---------- Material to process

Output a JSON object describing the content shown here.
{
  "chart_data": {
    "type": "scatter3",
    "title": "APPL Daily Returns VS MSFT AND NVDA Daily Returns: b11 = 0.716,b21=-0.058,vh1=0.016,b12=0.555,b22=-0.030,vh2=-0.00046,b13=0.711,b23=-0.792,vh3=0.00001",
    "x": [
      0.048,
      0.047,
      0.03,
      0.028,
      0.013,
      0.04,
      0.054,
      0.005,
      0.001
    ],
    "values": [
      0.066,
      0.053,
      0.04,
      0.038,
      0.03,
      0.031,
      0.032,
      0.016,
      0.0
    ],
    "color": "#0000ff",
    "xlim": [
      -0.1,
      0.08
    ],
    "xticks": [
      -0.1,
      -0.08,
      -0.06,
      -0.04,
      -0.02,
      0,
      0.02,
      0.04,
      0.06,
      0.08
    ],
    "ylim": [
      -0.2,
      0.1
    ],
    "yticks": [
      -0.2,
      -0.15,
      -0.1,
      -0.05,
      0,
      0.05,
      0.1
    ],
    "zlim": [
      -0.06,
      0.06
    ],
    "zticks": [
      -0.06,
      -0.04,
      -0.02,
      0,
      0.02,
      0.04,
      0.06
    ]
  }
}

--------------------
---------- Material to process

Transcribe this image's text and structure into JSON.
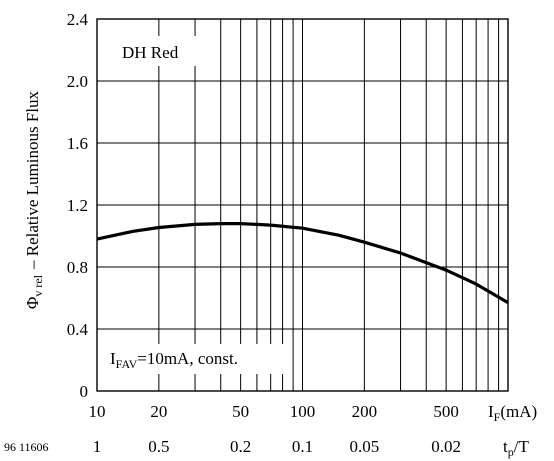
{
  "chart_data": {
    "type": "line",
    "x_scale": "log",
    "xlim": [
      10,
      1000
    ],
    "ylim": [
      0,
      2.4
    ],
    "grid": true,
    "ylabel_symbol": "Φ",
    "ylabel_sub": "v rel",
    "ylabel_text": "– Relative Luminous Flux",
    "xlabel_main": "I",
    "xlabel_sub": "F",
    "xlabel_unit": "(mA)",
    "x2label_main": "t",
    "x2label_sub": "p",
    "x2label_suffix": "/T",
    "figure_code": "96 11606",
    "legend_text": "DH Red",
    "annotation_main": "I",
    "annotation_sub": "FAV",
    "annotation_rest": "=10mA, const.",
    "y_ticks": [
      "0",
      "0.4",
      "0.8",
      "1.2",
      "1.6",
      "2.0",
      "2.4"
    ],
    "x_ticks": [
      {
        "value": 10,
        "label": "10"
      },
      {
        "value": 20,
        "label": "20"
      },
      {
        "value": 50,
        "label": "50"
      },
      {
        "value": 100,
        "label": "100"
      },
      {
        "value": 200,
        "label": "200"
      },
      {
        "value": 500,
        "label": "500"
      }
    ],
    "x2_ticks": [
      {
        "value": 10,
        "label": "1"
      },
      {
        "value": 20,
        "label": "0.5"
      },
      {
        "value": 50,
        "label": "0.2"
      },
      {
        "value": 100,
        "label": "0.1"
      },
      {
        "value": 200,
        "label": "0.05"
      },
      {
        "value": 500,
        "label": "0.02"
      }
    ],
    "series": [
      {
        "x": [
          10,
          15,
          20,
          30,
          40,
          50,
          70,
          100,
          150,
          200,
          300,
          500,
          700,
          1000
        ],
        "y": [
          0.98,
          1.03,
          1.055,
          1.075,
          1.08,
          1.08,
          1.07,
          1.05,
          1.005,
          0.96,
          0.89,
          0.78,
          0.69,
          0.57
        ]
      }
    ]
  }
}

--------------------

### What to work on
In the material above, find the lines that contain "JSON" and show them.

### Problem solution
Output a JSON object describing the content shown here.
Transcribe this image's text and structure into JSON.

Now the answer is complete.